» Using the information:
1) In the post about weaning a toddler, copy the passage from "I'm proud of" to "things about motherhood." word for word.
2) According to the post about weaning, why did the writer use a nipple shield for the first few months?
3) Continue the post about weaning a toddler from its last sentence.

» Document passage:
+ + + + + + +

2 years of a beautiful bond that only I could share with my daughter. 2 years of nourishing her with my body. 2 years of comforting her in a way no one else could.
Looking back, I wouldn't change a single thing about our nursing journey. I'm tempted to regret habituating falling asleep while nursing, and cosleeping, and nursing on demand, because it made it that much harder to wean, but I honestly wouldn't do it any differently if I could.
I'm proud of us. Nursing started out so rough. With flat nipples, it was hard for her to latch, so I had to use a nipple shield for a few months until the tissue got soft enough for her to latch properly. That and my overactive flow made it very confusing, and very stressful. But we pushed through and it became one of my favorite things about motherhood.
But, alas, all good things must come to an end. And like all good things that must end, it's hard to let go.
For Ever's whole life we've coslept. She would wake up in the night and I would nurse her back to sleep. She hadn't slept through the night in her whole 2 years of life. This was fine with me until I started getting crazy anxiety every time she would wake up and want to nurse because I couldn't fall back asleep, or get comfortable, and I just wanted to rip my boobs off and give them to her so I could roll over and rest.
I wanted to wean gradually and gently. But since we nursed on demand, it wasn't like I could just cut out a scheduled session one at a time. We figured out that if we were to wean gradually she would just be confused and wonder why she could have it sometimes but not others. I also wanted to just night wean, and still nurse during the day. But that didn't seem like it was going to be a possibility either, because she wouldn't take no for an answer if I tried telling her she could have milk in the morning. The only way that it was going to work was by cutting it out cold turkey.

+ + + + + + +

» Exercise data:
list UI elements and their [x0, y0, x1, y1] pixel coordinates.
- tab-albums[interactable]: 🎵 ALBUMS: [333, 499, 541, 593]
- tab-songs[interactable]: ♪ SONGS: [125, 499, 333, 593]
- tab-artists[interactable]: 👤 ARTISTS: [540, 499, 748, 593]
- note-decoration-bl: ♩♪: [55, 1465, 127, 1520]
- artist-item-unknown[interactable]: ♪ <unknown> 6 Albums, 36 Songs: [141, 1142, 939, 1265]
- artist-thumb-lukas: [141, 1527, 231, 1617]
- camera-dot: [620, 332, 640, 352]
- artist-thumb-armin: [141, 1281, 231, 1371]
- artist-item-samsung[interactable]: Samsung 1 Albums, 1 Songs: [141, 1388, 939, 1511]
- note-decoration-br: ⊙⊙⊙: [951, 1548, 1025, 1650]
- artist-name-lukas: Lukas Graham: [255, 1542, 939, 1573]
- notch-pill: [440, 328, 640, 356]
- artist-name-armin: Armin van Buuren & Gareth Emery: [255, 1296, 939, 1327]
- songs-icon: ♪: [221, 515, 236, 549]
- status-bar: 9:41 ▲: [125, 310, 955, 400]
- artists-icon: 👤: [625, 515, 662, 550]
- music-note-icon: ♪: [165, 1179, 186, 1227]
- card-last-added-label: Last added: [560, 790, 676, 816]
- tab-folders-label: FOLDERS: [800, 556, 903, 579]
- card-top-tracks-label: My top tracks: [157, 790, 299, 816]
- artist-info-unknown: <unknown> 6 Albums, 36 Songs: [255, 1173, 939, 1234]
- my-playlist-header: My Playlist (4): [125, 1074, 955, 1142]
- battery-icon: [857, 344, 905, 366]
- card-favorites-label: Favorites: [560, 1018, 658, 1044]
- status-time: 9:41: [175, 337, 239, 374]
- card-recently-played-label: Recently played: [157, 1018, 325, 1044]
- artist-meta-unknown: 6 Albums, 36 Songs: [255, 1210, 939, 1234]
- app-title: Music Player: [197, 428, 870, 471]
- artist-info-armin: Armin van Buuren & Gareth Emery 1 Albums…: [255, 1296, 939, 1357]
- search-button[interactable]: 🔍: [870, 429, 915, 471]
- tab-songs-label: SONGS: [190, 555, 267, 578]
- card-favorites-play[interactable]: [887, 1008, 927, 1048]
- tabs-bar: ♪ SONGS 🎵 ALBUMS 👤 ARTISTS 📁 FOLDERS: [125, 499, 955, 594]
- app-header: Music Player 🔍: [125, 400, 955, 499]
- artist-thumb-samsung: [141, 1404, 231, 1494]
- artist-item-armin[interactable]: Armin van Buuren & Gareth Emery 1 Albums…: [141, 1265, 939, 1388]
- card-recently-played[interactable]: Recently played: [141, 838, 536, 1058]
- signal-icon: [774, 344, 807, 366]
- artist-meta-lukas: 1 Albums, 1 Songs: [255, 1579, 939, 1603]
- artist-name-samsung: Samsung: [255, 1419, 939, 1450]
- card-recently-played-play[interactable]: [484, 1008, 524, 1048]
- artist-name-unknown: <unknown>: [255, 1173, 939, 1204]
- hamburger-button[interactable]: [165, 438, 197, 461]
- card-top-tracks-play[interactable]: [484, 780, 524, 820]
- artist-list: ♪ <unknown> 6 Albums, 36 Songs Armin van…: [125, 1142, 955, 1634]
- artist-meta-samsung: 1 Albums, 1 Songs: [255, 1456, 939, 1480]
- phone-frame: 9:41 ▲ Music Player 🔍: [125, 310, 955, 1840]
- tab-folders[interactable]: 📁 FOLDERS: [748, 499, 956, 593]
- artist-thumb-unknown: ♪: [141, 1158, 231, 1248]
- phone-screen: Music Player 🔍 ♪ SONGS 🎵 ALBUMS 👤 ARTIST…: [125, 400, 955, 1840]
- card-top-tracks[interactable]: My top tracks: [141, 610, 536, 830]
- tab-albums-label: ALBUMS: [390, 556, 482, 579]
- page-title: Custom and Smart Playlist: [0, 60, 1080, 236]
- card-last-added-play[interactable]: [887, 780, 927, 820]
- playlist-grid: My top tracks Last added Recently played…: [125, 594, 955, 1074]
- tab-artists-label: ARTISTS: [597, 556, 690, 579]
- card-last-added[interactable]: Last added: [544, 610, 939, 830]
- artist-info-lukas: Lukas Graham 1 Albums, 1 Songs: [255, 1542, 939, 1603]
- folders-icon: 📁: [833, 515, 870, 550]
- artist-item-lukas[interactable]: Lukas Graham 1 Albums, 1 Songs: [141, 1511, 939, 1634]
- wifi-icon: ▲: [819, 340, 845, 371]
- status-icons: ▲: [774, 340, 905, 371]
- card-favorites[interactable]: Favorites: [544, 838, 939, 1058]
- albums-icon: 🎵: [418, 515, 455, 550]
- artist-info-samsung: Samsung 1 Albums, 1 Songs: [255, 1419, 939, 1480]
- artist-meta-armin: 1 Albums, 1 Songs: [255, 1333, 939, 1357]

+ + + + + + +

» Responses by task:
1)
I'm proud of us. Nursing started out so rough. With flat nipples, it was hard for her to latch, so I had to use a nipple shield for a few months until the tissue got soft enough for her to latch properly. That and my overactive flow made it very confusing, and very stressful. But we pushed through and it became one of my favorite things about motherhood.

2) The writer had flat nipples, which made it hard for the baby to latch until the tissue softened.

3)
So we used the "band aid method". The band aid method was shared to me by a follower on instagram when I was asking for tips on my story. At first I wanted to try it just to see if it worked, and as soon as it started working I was like "oh crap, do I really want to do this?" The band aid method works by you simply putting band aids over your nipples and when your child asks to nurse you show them your "ouchies". When I showed Ever my "ouchies" she said "oh, I sorry mommy." The first day she asked to nurse off and on and each time I would show her the bandaids and she would let it go without even a whine. But then came bed time. I had to wake up at 5:30 to teach in the morning, and she was not going to sleep any other way so I gave in a nursed her to sleep and told myself we'd try again the next day. And we did. The next day I put the bandaids back on and she cried the first time I refused, but after that she understood.
It's been a week since she last nursed, and the days kind of blur togethe. For the first few days she would ask for milkies constantly, or ask to see my ouchies. Then after a few days she stopped asking altogether, and would ask for "milkies in a cup".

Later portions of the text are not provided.